### [Written request]
Every line from the one containing "Read out every word on this page." through the end of the listing below goes in the output, exactly and without pictures.

-- start of Supplied data --

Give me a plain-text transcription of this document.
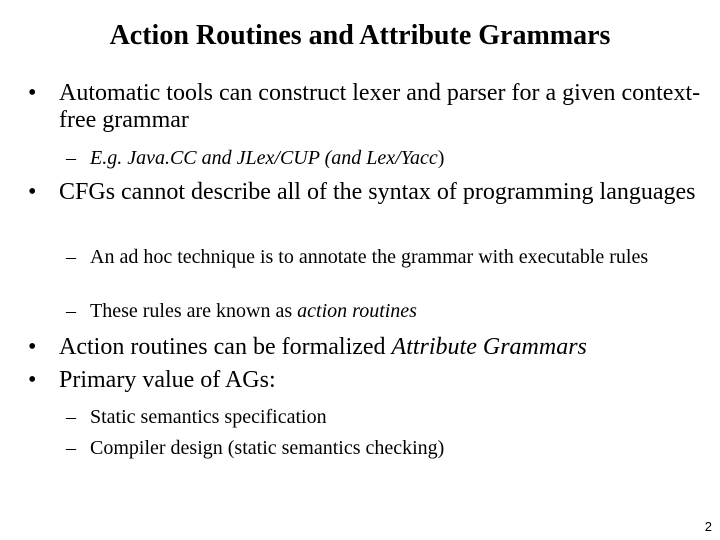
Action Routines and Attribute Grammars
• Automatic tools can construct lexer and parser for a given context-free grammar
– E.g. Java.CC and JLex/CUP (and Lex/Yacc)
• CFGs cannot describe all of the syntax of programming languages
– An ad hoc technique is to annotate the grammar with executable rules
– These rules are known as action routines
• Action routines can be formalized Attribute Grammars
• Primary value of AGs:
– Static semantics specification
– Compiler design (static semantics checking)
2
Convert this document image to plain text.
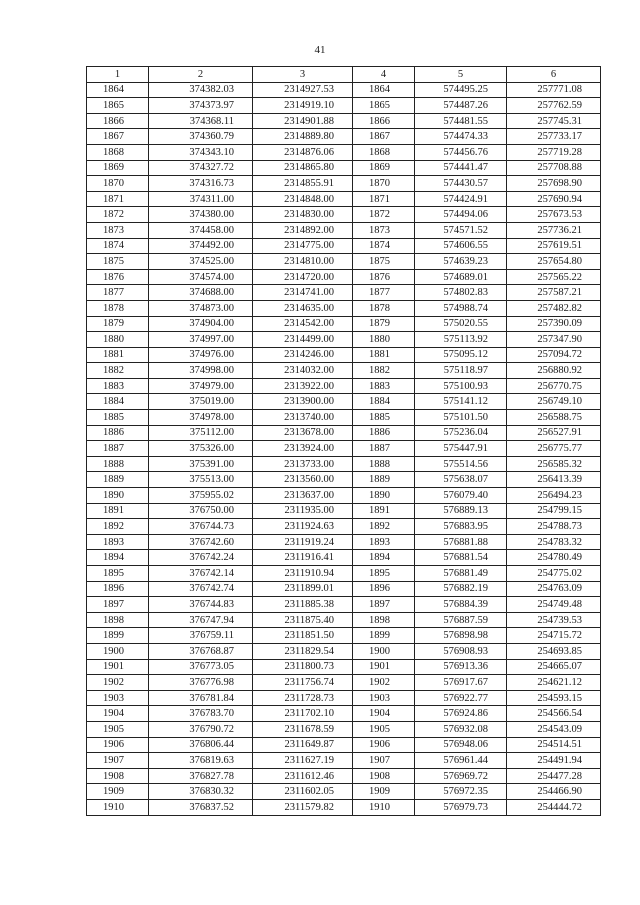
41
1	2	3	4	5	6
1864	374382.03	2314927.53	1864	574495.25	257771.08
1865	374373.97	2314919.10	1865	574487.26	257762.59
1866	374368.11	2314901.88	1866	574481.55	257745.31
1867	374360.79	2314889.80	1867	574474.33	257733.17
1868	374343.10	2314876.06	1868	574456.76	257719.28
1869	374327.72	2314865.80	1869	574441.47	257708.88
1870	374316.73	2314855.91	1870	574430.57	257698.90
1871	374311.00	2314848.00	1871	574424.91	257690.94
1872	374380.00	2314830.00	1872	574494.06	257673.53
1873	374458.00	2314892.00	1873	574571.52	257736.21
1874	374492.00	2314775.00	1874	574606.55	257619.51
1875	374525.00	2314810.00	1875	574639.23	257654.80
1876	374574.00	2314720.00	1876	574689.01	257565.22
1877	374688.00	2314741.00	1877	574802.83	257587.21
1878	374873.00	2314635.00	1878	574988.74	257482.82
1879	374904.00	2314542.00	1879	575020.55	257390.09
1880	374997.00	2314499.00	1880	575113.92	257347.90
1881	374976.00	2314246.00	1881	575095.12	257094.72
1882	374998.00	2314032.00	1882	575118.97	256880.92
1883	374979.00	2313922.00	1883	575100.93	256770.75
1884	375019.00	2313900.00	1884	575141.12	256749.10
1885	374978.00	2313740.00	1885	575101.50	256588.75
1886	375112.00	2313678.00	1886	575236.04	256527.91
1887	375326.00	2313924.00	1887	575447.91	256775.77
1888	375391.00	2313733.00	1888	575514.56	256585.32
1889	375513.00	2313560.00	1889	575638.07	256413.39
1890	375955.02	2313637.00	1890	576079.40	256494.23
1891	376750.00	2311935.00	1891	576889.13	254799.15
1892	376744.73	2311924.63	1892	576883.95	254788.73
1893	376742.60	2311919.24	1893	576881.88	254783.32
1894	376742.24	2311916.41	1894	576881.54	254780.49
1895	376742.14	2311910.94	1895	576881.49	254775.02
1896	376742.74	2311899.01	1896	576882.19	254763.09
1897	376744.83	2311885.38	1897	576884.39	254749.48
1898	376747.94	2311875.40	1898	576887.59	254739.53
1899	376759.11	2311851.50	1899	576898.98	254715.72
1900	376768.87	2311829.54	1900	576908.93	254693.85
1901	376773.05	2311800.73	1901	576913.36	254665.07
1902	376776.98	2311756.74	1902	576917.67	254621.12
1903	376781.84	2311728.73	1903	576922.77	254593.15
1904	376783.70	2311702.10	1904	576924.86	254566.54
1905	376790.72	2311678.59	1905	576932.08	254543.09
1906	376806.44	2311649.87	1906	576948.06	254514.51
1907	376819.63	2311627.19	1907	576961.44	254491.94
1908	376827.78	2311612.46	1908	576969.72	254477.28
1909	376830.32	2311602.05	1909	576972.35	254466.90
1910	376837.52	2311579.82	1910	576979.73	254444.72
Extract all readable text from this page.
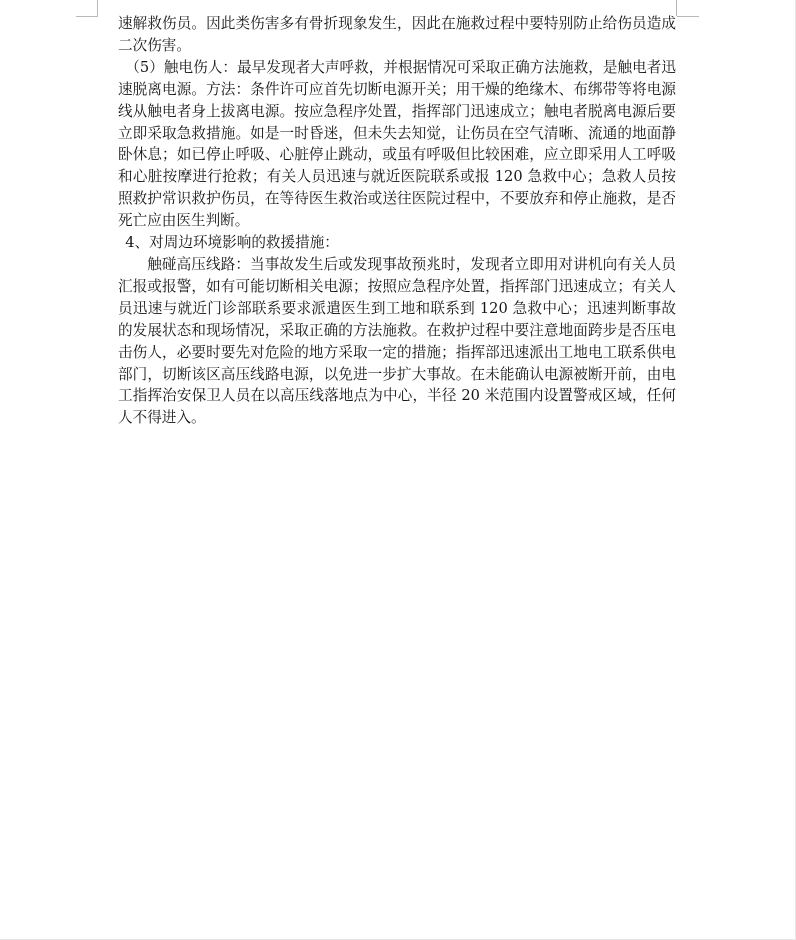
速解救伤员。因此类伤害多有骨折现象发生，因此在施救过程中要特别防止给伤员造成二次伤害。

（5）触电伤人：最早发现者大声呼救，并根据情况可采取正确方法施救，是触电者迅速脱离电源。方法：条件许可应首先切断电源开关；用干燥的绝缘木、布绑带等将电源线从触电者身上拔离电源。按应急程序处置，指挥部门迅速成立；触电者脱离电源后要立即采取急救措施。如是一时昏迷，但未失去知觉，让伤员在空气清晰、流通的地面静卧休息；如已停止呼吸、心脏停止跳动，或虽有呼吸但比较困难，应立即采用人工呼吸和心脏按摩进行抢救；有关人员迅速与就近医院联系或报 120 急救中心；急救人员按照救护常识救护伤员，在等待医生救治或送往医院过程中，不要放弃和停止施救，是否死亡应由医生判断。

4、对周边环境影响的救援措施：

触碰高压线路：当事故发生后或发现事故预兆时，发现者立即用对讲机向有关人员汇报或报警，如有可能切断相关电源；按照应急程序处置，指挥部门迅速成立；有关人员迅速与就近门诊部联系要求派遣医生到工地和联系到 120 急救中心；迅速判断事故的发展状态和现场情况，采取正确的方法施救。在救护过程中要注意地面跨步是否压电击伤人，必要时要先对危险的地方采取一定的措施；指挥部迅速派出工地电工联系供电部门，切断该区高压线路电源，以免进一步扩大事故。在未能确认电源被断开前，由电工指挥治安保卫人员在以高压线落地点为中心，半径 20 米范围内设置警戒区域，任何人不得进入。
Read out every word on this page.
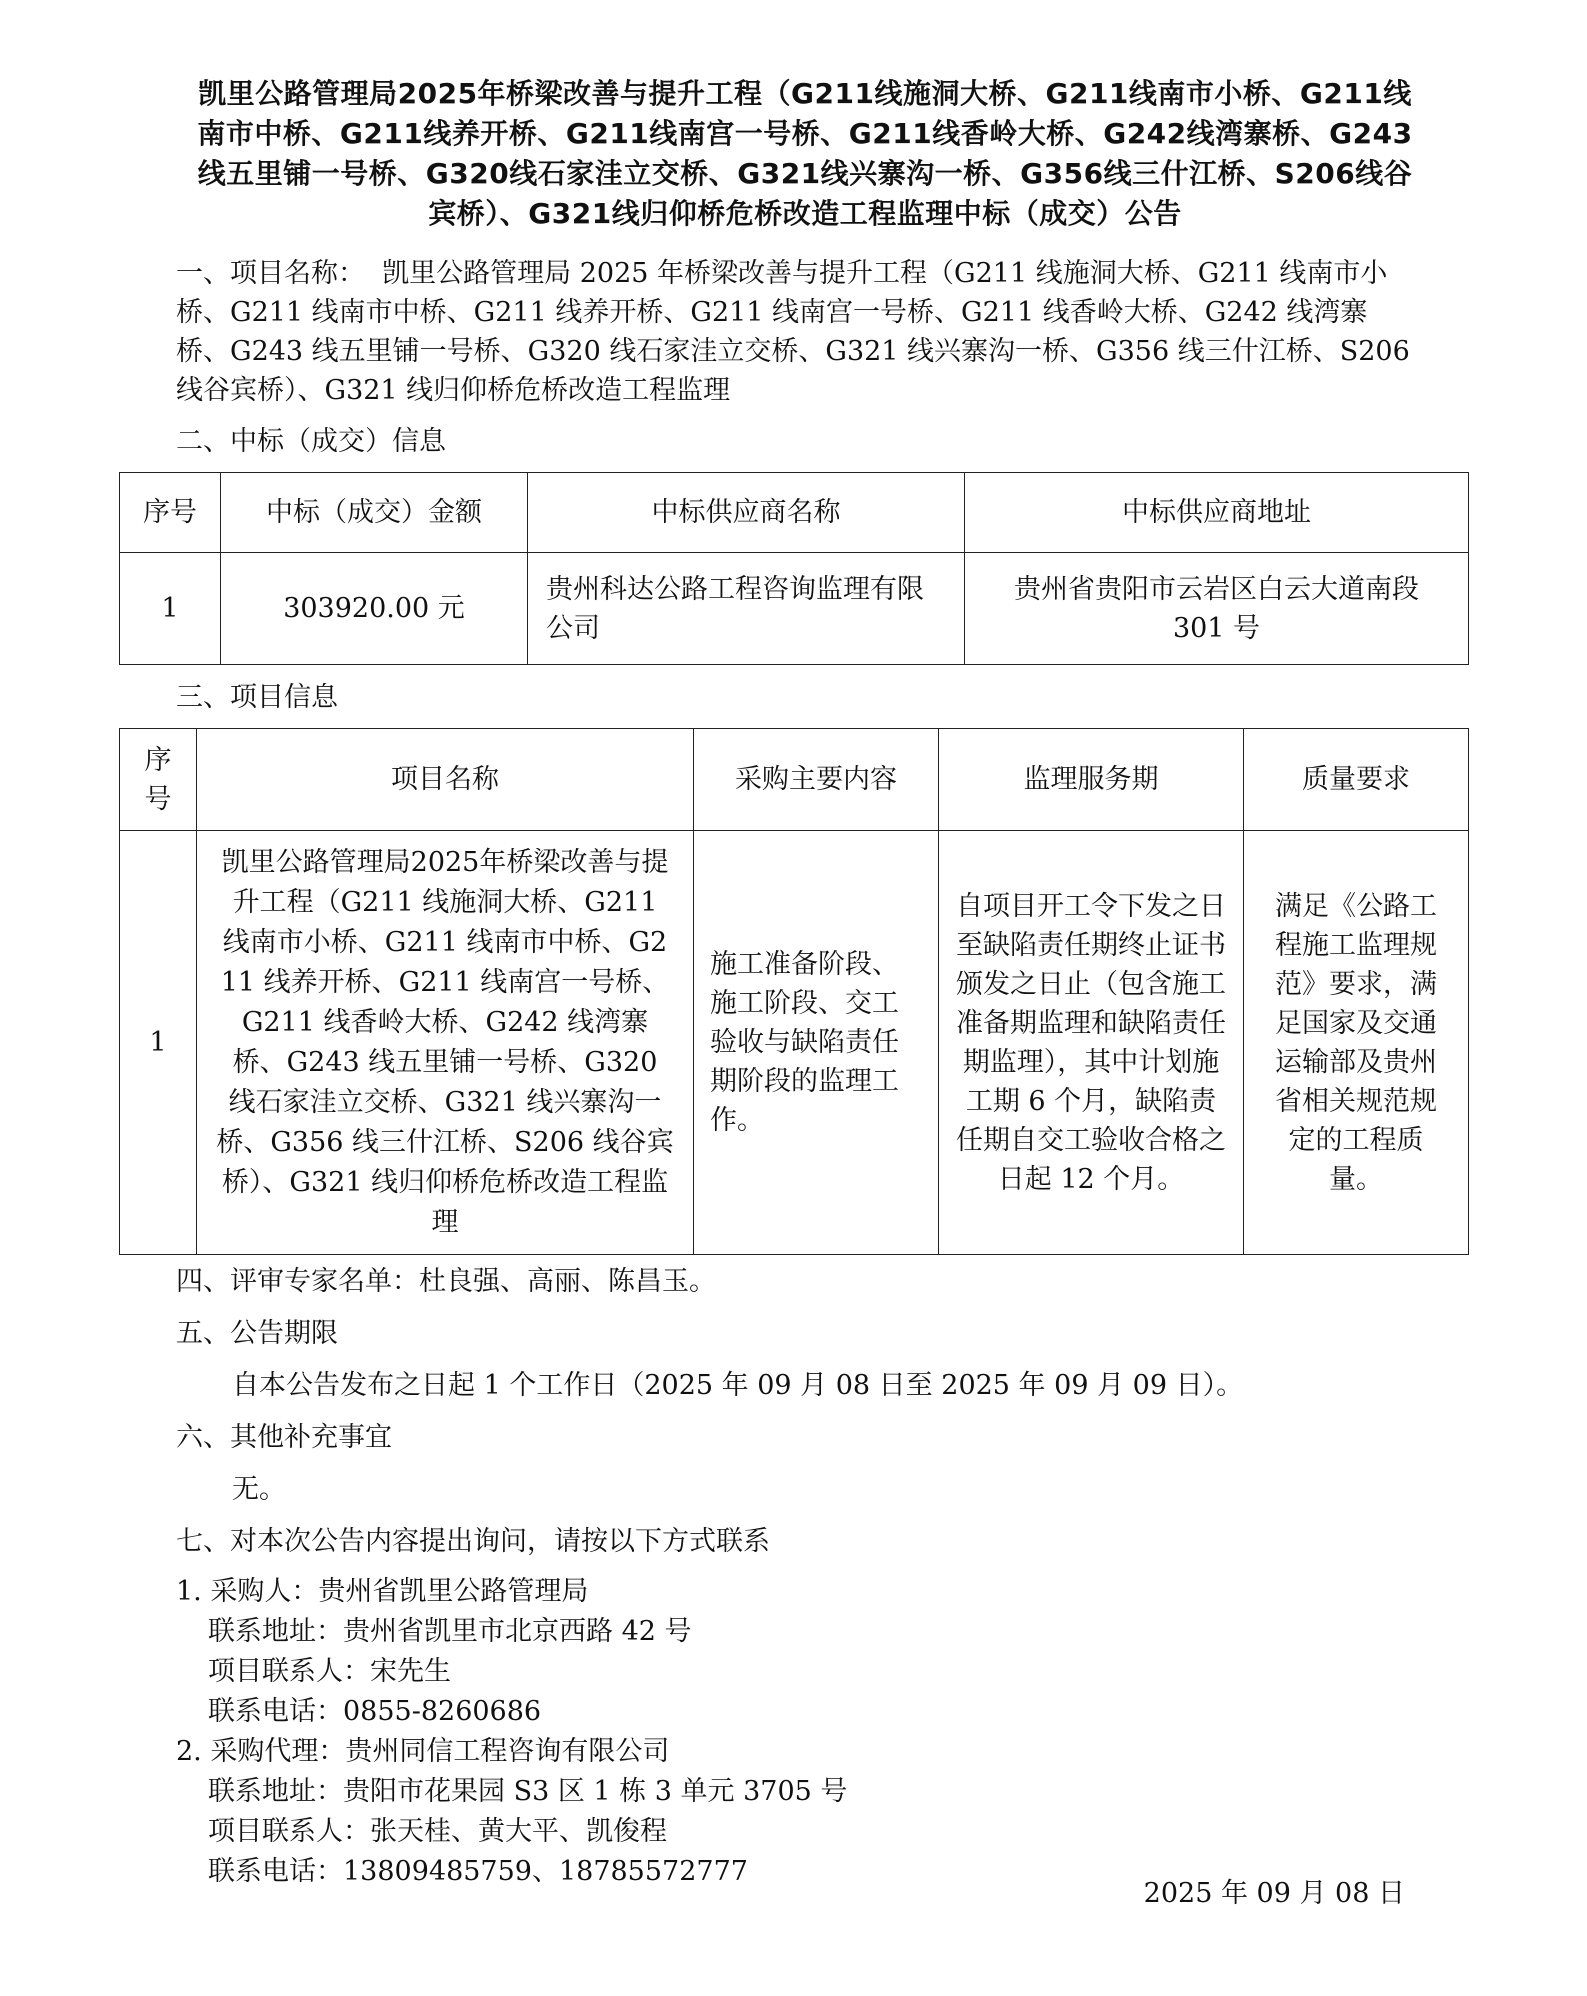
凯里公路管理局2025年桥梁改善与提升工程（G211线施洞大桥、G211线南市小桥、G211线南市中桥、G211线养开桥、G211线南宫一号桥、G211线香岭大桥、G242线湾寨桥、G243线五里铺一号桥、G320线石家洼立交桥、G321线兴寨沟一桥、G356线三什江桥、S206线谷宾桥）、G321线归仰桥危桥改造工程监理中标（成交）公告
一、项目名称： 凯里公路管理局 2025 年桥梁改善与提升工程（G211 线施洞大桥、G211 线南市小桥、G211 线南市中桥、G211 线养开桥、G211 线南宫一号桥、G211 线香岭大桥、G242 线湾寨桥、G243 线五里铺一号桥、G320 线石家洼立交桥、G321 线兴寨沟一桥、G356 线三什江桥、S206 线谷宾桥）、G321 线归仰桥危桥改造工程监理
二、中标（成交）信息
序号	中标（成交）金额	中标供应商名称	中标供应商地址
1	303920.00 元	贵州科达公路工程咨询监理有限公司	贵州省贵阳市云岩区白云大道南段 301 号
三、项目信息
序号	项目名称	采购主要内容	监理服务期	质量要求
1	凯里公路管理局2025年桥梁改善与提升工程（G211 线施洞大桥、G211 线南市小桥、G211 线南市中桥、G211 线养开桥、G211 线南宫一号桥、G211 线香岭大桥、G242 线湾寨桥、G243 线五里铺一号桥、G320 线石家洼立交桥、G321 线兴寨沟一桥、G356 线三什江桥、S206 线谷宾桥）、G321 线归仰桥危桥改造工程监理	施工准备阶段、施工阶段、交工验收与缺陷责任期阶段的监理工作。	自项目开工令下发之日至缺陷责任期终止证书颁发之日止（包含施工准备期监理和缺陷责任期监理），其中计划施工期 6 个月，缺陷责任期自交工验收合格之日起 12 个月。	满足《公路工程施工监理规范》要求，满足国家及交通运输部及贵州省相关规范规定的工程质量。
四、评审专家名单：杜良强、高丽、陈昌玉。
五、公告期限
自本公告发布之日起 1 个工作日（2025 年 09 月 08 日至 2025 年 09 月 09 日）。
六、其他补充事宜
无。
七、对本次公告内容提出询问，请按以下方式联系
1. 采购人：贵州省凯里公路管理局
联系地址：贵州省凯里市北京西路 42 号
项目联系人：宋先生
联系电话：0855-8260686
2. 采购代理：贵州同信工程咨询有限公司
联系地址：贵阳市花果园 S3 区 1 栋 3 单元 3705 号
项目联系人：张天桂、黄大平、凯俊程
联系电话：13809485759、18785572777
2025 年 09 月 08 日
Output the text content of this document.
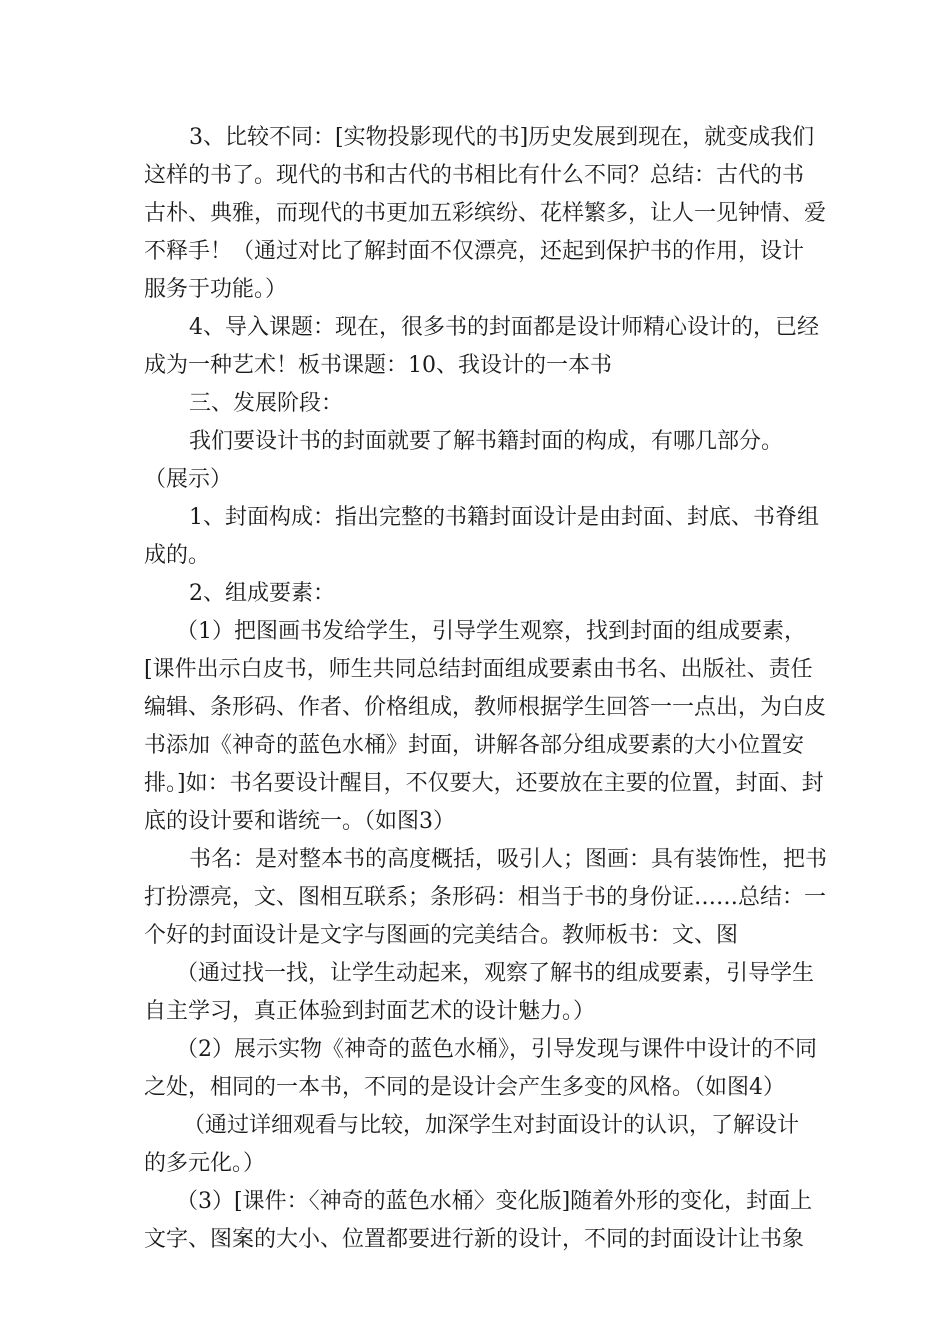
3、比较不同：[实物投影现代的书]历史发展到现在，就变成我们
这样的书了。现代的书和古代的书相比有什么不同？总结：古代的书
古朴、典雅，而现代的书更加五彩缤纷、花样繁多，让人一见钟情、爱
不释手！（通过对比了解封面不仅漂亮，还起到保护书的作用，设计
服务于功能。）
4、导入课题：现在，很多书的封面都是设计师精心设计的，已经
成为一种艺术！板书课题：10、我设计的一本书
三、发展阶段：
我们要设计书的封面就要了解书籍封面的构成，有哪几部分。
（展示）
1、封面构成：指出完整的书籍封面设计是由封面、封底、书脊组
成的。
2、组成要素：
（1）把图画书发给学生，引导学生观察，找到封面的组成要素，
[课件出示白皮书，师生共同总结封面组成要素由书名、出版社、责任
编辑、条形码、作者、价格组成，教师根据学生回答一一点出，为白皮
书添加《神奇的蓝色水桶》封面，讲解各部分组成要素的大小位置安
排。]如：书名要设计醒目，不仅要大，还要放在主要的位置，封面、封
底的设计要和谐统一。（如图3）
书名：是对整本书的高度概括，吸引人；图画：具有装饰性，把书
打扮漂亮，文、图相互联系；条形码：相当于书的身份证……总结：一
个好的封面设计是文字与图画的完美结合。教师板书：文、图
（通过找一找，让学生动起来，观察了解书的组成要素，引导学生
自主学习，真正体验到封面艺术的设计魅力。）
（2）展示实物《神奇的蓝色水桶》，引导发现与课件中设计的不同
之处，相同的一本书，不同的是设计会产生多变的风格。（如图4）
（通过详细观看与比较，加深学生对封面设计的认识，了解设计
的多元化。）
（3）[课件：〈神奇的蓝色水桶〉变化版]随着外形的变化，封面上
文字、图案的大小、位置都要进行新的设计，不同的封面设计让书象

-- end of Supplied data --

### [Answer to the problem]
Read out every word on this page.
凯里公路管理局2025年桥梁改善与提升工程（G211线施洞大桥、G211线南市小桥、G211线南市中桥、G211线养开桥、G211线南宫一号桥、G211线香岭大桥、G242线湾寨桥、G243线五里铺一号桥、G320线石家洼立交桥、G321线兴寨沟一桥、G356线三什江桥、S206线谷宾桥）、G321线归仰桥危桥改造工程监理中标（成交）公告
一、项目名称： 凯里公路管理局 2025 年桥梁改善与提升工程（G211 线施洞大桥、G211 线南市小桥、G211 线南市中桥、G211 线养开桥、G211 线南宫一号桥、G211 线香岭大桥、G242 线湾寨桥、G243 线五里铺一号桥、G320 线石家洼立交桥、G321 线兴寨沟一桥、G356 线三什江桥、S206 线谷宾桥）、G321 线归仰桥危桥改造工程监理
二、中标（成交）信息
序号	中标（成交）金额	中标供应商名称	中标供应商地址
1	303920.00 元	贵州科达公路工程咨询监理有限公司	贵州省贵阳市云岩区白云大道南段 301 号
三、项目信息
序号	项目名称	采购主要内容	监理服务期	质量要求
1	凯里公路管理局2025年桥梁改善与提升工程（G211 线施洞大桥、G211 线南市小桥、G211 线南市中桥、G211 线养开桥、G211 线南宫一号桥、G211 线香岭大桥、G242 线湾寨桥、G243 线五里铺一号桥、G320 线石家洼立交桥、G321 线兴寨沟一桥、G356 线三什江桥、S206 线谷宾桥）、G321 线归仰桥危桥改造工程监理	施工准备阶段、施工阶段、交工验收与缺陷责任期阶段的监理工作。	自项目开工令下发之日至缺陷责任期终止证书颁发之日止（包含施工准备期监理和缺陷责任期监理），其中计划施工期 6 个月，缺陷责任期自交工验收合格之日起 12 个月。	满足《公路工程施工监理规范》要求，满足国家及交通运输部及贵州省相关规范规定的工程质量。
四、评审专家名单：杜良强、高丽、陈昌玉。
五、公告期限
自本公告发布之日起 1 个工作日（2025 年 09 月 08 日至 2025 年 09 月 09 日）。
六、其他补充事宜
无。
七、对本次公告内容提出询问，请按以下方式联系
1. 采购人：贵州省凯里公路管理局
联系地址：贵州省凯里市北京西路 42 号
项目联系人：宋先生
联系电话：0855-8260686
2. 采购代理：贵州同信工程咨询有限公司
联系地址：贵阳市花果园 S3 区 1 栋 3 单元 3705 号
项目联系人：张天桂、黄大平、凯俊程
联系电话：13809485759、18785572777
2025 年 09 月 08 日
Output the text content of this document.
3、比较不同：[实物投影现代的书]历史发展到现在，就变成我们
这样的书了。现代的书和古代的书相比有什么不同？总结：古代的书
古朴、典雅，而现代的书更加五彩缤纷、花样繁多，让人一见钟情、爱
不释手！（通过对比了解封面不仅漂亮，还起到保护书的作用，设计
服务于功能。）
4、导入课题：现在，很多书的封面都是设计师精心设计的，已经
成为一种艺术！板书课题：10、我设计的一本书
三、发展阶段：
我们要设计书的封面就要了解书籍封面的构成，有哪几部分。
（展示）
1、封面构成：指出完整的书籍封面设计是由封面、封底、书脊组
成的。
2、组成要素：
（1）把图画书发给学生，引导学生观察，找到封面的组成要素，
[课件出示白皮书，师生共同总结封面组成要素由书名、出版社、责任
编辑、条形码、作者、价格组成，教师根据学生回答一一点出，为白皮
书添加《神奇的蓝色水桶》封面，讲解各部分组成要素的大小位置安
排。]如：书名要设计醒目，不仅要大，还要放在主要的位置，封面、封
底的设计要和谐统一。（如图3）
书名：是对整本书的高度概括，吸引人；图画：具有装饰性，把书
打扮漂亮，文、图相互联系；条形码：相当于书的身份证……总结：一
个好的封面设计是文字与图画的完美结合。教师板书：文、图
（通过找一找，让学生动起来，观察了解书的组成要素，引导学生
自主学习，真正体验到封面艺术的设计魅力。）
（2）展示实物《神奇的蓝色水桶》，引导发现与课件中设计的不同
之处，相同的一本书，不同的是设计会产生多变的风格。（如图4）
（通过详细观看与比较，加深学生对封面设计的认识，了解设计
的多元化。）
（3）[课件：〈神奇的蓝色水桶〉变化版]随着外形的变化，封面上
文字、图案的大小、位置都要进行新的设计，不同的封面设计让书象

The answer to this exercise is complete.